Exercise task: What follows are records. Restate all of them word for word.

-- Begin Dataset entries --

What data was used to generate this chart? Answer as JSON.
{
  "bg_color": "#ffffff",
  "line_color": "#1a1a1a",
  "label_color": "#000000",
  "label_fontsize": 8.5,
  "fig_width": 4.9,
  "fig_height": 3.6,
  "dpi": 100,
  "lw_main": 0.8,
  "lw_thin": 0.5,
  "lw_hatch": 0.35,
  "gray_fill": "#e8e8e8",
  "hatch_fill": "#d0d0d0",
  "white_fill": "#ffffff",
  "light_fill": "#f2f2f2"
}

-- End Dataset entries --

Worked solution:
What data was used to generate this chart? Answer as JSON.
{
  "bg_color": "#ffffff",
  "line_color": "#1a1a1a",
  "label_color": "#000000",
  "label_fontsize": 8.5,
  "fig_width": 4.9,
  "fig_height": 3.6,
  "dpi": 100,
  "lw_main": 0.8,
  "lw_thin": 0.5,
  "lw_hatch": 0.35,
  "gray_fill": "#e8e8e8",
  "hatch_fill": "#d0d0d0",
  "white_fill": "#ffffff",
  "light_fill": "#f2f2f2"
}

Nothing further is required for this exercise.